Beyond the fort, natural beauty abounds. There are, of course, the magnificent vistas. Though the serenity is somewhat disrupted temporarily by road and parking lot improvements, the park offers extensive walking paths and picnic areas.

Dotting the grounds are concrete batteries built at the turn of the century for improved coastal defense. Although constructed away from the riverbanks, the rifled cannons once mounted in these structures could penetrate the armor plate of enemy ships at a much greater range.

The visitor center, completed in 1821 as the living quarters for the fort commander, contains exhibit rooms and an audiovisual program about the park. It also houses a gift shop with information about Fort Washington and other regional attractions.

Although a certain amount of decay resulting from a limited budget is evident throughout the park -- from crumbling mortar to peeling paint -- it does little to diminish the historical value and natural beauty of an infrequently visited resource.

● Explore the material
[a] Reproduce everything in the Fort Washington passage from "Beyond the fort, natural" down to "much greater range.", word for word.
[b] Decide whether each statement agrees with the Fort Washington passage, answering yes or no and quoting the words that settle it: (i) The visitor center was first built as the fort commander's living quarters. (ii) The concrete batteries were built right along the riverbanks. (iii) The gift shop has information about other regional attractions.

Page layout parsing data:
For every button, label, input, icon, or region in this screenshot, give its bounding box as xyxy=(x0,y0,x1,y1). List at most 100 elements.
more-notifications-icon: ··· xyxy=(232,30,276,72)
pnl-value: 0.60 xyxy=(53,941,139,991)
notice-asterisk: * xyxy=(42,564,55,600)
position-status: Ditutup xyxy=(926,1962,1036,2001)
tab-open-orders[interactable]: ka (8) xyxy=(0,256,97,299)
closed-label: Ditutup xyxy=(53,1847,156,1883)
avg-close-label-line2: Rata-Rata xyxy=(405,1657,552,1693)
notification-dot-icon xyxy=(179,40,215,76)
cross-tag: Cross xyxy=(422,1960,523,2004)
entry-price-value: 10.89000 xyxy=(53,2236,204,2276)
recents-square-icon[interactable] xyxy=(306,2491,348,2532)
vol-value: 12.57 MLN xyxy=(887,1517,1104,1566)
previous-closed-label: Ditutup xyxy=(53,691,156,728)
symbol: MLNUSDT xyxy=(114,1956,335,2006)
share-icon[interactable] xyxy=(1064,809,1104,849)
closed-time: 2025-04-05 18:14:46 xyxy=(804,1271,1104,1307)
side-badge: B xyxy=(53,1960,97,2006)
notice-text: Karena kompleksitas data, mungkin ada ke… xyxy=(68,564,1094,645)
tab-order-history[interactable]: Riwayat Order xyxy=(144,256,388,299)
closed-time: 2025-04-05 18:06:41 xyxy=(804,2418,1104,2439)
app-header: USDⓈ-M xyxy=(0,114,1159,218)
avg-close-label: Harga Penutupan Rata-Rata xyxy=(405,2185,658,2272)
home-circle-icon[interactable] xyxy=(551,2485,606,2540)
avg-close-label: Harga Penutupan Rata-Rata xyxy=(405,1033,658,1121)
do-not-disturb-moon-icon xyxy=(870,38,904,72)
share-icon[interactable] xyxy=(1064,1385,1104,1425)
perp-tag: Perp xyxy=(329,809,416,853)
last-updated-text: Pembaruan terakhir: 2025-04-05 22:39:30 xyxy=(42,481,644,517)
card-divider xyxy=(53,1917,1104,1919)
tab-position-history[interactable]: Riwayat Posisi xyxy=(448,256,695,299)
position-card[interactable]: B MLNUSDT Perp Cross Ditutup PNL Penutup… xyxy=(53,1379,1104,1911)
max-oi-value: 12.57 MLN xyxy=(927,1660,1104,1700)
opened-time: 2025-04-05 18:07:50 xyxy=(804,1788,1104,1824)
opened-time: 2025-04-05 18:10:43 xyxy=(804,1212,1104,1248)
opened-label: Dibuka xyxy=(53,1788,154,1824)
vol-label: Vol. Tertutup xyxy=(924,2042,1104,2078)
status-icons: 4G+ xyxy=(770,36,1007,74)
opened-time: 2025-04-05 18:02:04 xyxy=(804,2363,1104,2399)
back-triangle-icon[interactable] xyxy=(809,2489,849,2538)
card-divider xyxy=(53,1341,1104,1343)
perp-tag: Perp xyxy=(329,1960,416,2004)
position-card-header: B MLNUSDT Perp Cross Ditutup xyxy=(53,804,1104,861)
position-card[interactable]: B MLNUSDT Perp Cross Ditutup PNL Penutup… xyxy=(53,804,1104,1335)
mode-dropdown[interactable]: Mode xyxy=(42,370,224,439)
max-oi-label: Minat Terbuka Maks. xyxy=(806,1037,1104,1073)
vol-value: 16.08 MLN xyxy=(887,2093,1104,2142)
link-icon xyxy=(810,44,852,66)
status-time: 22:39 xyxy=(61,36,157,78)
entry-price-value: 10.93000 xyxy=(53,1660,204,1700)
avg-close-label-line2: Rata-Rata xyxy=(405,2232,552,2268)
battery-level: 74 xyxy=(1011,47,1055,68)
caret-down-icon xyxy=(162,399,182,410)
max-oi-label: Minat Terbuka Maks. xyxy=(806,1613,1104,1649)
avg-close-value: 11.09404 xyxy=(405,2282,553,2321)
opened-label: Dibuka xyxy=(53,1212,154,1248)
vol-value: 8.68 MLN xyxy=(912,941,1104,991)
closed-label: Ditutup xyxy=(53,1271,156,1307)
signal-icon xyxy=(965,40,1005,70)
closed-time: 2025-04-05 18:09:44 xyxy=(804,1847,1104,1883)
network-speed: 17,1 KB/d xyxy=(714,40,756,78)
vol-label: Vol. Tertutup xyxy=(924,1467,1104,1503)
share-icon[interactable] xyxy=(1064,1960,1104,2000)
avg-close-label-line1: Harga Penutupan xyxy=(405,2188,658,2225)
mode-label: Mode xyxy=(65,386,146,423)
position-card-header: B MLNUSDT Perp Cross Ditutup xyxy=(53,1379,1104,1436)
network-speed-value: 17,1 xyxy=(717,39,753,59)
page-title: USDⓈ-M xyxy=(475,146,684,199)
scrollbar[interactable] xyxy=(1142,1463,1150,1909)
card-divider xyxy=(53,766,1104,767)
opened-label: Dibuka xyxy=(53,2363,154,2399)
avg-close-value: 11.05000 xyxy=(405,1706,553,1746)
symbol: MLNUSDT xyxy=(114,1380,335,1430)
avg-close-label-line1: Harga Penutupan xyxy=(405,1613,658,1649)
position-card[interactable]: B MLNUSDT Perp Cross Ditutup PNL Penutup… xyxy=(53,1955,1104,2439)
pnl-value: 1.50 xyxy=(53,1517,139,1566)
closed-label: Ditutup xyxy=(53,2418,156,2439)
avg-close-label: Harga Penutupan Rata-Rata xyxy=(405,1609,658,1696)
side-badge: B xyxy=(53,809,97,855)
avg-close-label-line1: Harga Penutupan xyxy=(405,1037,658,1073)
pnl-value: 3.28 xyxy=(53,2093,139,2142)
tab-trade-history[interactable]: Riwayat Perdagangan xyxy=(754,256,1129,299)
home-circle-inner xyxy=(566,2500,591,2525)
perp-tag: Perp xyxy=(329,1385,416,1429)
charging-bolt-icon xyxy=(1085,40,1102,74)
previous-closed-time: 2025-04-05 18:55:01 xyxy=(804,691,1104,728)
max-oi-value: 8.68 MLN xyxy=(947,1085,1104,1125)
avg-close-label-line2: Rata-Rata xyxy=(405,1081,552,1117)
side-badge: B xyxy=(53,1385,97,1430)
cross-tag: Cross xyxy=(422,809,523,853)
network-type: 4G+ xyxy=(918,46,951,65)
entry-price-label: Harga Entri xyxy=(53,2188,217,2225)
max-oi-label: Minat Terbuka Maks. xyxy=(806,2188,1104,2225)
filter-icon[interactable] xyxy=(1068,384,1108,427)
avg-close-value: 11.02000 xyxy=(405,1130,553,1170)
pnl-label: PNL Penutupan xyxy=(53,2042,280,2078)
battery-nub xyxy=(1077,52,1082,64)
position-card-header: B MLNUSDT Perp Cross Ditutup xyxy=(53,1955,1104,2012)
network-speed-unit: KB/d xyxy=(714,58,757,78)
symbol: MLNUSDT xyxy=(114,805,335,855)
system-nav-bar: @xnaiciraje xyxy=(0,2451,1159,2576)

● Answers provided
[a]
Beyond the fort, natural beauty abounds. There are, of course, the magnificent vistas. Though the serenity is somewhat disrupted temporarily by road and parking lot improvements, the park offers extensive walking paths and picnic areas.

Dotting the grounds are concrete batteries built at the turn of the century for improved coastal defense. Although constructed away from the riverbanks, the rifled cannons once mounted in these structures could penetrate the armor plate of enemy ships at a much greater range.

[b]
(i) Yes: "completed in 1821 as the living quarters for the fort commander"
(ii) No: "Although constructed away from the riverbanks"
(iii) Yes: "information about Fort Washington and other regional attractions"